### TASK TO CARRY OUT
Count every line below that contains "JSON", then state the total with no other output.

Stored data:
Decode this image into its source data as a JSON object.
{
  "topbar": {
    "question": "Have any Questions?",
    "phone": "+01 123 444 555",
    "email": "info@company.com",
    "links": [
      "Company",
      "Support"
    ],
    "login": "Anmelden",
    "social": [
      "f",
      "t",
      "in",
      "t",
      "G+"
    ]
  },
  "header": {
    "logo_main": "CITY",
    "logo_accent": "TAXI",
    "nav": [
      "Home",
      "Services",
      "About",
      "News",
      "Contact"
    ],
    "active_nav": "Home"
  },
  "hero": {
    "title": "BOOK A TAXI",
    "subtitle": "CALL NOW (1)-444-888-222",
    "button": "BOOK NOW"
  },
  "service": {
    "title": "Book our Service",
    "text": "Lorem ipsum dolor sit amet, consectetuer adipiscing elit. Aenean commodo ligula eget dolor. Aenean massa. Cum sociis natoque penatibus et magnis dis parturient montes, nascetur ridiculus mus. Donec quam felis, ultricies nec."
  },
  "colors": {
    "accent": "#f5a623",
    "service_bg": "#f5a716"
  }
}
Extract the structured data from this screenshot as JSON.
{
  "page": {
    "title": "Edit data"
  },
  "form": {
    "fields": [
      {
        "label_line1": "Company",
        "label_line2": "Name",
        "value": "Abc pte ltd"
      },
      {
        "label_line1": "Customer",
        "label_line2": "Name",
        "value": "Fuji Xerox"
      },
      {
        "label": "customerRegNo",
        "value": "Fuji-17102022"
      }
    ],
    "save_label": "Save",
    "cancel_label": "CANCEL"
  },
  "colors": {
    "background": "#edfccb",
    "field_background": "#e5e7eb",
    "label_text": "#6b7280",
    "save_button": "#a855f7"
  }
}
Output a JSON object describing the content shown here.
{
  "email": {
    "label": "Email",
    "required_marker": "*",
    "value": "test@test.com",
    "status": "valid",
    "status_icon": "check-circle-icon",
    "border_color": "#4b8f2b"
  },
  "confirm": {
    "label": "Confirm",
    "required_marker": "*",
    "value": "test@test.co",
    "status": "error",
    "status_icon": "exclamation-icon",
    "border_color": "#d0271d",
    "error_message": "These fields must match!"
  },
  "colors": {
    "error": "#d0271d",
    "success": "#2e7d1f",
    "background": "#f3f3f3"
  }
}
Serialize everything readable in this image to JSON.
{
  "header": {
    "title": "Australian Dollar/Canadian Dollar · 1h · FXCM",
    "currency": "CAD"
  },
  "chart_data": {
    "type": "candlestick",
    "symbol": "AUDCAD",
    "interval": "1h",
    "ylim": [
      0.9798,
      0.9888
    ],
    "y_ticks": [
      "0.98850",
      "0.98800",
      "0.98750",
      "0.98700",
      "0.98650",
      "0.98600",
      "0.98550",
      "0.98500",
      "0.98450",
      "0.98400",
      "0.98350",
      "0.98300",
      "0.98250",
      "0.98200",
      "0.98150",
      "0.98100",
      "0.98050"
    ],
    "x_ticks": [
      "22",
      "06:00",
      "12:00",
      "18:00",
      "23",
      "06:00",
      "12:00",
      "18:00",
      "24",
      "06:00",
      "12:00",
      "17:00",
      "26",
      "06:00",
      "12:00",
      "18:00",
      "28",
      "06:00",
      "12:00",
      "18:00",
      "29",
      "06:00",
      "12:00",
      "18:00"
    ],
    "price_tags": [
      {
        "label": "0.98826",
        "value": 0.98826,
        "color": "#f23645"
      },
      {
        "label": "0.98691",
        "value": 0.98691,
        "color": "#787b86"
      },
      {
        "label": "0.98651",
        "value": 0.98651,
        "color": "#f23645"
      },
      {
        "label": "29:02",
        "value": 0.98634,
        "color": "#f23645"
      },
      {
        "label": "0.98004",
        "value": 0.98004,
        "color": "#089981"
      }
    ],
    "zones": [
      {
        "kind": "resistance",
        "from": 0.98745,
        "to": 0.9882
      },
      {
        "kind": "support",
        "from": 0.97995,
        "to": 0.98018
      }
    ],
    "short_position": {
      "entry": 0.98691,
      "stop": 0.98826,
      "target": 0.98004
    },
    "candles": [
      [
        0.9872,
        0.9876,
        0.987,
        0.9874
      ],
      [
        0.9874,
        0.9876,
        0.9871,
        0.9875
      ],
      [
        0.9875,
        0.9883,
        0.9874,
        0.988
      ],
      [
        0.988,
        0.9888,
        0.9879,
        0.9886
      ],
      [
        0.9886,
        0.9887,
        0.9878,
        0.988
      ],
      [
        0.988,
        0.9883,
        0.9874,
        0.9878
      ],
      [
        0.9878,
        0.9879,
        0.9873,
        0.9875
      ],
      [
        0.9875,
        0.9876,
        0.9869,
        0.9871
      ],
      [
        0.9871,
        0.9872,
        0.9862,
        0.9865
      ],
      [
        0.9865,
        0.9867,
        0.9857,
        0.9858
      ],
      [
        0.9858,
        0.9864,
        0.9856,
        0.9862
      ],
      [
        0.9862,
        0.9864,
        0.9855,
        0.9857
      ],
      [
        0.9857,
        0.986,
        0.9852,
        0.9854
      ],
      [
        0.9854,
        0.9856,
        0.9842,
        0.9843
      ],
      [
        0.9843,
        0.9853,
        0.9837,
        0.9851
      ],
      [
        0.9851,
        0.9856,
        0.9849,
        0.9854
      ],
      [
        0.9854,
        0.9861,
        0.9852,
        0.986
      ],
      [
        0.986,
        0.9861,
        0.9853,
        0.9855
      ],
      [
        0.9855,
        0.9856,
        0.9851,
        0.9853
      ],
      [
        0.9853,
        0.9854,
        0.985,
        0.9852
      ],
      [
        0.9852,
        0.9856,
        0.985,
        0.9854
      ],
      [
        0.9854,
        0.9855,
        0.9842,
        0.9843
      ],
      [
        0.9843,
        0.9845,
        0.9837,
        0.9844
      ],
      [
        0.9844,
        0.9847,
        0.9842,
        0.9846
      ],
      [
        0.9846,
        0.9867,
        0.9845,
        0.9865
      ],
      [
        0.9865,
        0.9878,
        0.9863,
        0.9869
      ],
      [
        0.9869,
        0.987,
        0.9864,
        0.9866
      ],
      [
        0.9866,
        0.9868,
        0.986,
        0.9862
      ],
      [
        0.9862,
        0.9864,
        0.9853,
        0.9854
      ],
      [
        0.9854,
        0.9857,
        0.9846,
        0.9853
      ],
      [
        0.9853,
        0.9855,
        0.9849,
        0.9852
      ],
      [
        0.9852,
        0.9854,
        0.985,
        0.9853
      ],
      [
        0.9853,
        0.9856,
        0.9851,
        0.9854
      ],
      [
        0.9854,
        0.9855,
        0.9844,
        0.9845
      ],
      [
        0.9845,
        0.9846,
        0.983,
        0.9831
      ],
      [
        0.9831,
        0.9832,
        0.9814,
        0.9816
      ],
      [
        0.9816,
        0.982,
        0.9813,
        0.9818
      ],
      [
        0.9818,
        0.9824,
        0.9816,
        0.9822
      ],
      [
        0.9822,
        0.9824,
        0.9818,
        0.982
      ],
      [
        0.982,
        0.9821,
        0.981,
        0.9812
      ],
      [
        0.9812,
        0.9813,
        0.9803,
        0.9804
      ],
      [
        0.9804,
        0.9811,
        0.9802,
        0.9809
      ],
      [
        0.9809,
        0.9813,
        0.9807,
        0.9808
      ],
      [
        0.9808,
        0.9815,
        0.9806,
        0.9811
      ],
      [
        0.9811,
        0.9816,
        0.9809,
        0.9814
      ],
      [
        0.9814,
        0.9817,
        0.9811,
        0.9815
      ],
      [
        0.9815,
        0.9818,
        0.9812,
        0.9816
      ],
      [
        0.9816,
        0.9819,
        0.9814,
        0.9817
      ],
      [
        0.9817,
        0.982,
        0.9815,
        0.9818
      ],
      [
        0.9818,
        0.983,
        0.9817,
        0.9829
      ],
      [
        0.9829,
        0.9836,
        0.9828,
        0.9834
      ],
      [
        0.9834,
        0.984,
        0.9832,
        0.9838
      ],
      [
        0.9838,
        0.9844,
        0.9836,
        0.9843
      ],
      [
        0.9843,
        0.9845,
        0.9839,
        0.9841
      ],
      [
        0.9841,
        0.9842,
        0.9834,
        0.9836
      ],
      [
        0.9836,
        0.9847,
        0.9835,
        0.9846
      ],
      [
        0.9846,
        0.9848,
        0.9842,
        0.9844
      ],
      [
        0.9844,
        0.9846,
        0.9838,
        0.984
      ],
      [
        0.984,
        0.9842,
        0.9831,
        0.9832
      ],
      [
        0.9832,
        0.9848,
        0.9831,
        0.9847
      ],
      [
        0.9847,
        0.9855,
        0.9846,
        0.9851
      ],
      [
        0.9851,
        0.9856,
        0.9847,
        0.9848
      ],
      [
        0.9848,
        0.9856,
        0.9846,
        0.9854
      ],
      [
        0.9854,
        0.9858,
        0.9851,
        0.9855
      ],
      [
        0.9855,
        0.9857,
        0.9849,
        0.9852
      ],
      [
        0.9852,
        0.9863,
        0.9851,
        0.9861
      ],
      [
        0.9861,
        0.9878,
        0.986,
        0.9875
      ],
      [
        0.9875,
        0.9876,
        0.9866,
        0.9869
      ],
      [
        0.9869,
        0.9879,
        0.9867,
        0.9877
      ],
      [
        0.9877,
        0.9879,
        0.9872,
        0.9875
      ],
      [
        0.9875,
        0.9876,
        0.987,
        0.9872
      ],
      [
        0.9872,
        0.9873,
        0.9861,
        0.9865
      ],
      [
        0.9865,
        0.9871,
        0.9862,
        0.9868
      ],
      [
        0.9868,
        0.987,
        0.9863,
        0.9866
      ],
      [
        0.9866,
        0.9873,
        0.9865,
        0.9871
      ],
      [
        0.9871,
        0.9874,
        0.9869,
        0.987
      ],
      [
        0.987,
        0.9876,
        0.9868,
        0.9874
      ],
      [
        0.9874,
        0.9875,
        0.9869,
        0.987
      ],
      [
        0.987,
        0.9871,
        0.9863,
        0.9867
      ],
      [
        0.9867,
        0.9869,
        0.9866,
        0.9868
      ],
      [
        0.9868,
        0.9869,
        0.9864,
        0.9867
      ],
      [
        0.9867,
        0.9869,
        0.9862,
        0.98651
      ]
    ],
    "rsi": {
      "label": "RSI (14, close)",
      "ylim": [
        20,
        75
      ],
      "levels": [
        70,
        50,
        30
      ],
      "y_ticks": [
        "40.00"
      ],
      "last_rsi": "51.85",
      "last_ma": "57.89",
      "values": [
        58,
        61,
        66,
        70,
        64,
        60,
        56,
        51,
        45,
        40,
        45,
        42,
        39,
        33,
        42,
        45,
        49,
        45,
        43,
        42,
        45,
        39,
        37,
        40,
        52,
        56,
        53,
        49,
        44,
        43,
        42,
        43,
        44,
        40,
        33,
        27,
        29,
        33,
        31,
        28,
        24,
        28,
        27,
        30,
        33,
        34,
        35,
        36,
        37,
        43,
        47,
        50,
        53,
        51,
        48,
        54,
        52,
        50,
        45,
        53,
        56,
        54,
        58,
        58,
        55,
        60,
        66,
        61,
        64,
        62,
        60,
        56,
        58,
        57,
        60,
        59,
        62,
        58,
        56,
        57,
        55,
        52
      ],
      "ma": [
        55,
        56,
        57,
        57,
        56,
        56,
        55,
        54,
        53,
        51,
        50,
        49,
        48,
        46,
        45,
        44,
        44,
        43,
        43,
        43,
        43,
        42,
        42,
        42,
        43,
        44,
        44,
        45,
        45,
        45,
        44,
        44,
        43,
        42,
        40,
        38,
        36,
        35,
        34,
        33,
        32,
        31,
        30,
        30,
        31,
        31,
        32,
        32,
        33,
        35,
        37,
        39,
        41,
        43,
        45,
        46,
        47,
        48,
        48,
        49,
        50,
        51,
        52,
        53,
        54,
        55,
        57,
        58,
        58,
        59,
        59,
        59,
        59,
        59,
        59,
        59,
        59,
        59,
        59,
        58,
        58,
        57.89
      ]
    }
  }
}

### ANSWER FOR THIS EXERCISE
4